** GOAL **
Please write out the complete listing that follows, exactly as it reads.

** EXCERPTED RECORDS **
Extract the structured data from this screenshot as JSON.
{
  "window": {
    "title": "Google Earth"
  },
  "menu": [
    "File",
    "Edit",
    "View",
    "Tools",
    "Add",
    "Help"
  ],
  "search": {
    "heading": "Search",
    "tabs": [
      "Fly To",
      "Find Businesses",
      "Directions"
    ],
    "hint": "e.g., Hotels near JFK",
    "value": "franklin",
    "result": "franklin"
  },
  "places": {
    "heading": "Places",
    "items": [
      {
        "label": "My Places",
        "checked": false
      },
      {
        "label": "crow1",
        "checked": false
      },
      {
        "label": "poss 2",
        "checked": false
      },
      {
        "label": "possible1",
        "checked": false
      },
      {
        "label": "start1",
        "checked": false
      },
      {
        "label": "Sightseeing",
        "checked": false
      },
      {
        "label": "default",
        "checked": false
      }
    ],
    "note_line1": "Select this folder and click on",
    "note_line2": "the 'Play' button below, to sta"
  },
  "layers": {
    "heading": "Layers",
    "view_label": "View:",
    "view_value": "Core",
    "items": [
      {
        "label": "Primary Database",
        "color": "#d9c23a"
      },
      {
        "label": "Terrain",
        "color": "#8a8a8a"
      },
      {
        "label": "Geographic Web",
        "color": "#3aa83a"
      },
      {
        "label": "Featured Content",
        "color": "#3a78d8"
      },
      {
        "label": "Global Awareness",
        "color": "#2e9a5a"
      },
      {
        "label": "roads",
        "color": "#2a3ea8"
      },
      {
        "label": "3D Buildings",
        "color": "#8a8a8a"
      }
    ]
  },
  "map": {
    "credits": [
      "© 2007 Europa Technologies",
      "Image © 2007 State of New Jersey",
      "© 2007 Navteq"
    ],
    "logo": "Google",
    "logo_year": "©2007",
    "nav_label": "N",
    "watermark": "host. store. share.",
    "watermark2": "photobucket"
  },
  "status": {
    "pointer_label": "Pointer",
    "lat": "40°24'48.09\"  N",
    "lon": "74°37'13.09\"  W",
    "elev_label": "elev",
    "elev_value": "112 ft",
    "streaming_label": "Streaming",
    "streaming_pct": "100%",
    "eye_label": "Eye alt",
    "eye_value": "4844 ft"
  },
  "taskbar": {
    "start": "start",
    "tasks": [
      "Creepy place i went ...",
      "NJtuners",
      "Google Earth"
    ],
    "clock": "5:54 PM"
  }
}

** IN RESPONSE **
Extract the structured data from this screenshot as JSON.
{
  "window": {
    "title": "Google Earth"
  },
  "menu": [
    "File",
    "Edit",
    "View",
    "Tools",
    "Add",
    "Help"
  ],
  "search": {
    "heading": "Search",
    "tabs": [
      "Fly To",
      "Find Businesses",
      "Directions"
    ],
    "hint": "e.g., Hotels near JFK",
    "value": "franklin",
    "result": "franklin"
  },
  "places": {
    "heading": "Places",
    "items": [
      {
        "label": "My Places",
        "checked": false
      },
      {
        "label": "crow1",
        "checked": false
      },
      {
        "label": "poss 2",
        "checked": false
      },
      {
        "label": "possible1",
        "checked": false
      },
      {
        "label": "start1",
        "checked": false
      },
      {
        "label": "Sightseeing",
        "checked": false
      },
      {
        "label": "default",
        "checked": false
      }
    ],
    "note_line1": "Select this folder and click on",
    "note_line2": "the 'Play' button below, to sta"
  },
  "layers": {
    "heading": "Layers",
    "view_label": "View:",
    "view_value": "Core",
    "items": [
      {
        "label": "Primary Database",
        "color": "#d9c23a"
      },
      {
        "label": "Terrain",
        "color": "#8a8a8a"
      },
      {
        "label": "Geographic Web",
        "color": "#3aa83a"
      },
      {
        "label": "Featured Content",
        "color": "#3a78d8"
      },
      {
        "label": "Global Awareness",
        "color": "#2e9a5a"
      },
      {
        "label": "roads",
        "color": "#2a3ea8"
      },
      {
        "label": "3D Buildings",
        "color": "#8a8a8a"
      }
    ]
  },
  "map": {
    "credits": [
      "© 2007 Europa Technologies",
      "Image © 2007 State of New Jersey",
      "© 2007 Navteq"
    ],
    "logo": "Google",
    "logo_year": "©2007",
    "nav_label": "N",
    "watermark": "host. store. share.",
    "watermark2": "photobucket"
  },
  "status": {
    "pointer_label": "Pointer",
    "lat": "40°24'48.09\"  N",
    "lon": "74°37'13.09\"  W",
    "elev_label": "elev",
    "elev_value": "112 ft",
    "streaming_label": "Streaming",
    "streaming_pct": "100%",
    "eye_label": "Eye alt",
    "eye_value": "4844 ft"
  },
  "taskbar": {
    "start": "start",
    "tasks": [
      "Creepy place i went ...",
      "NJtuners",
      "Google Earth"
    ],
    "clock": "5:54 PM"
  }
}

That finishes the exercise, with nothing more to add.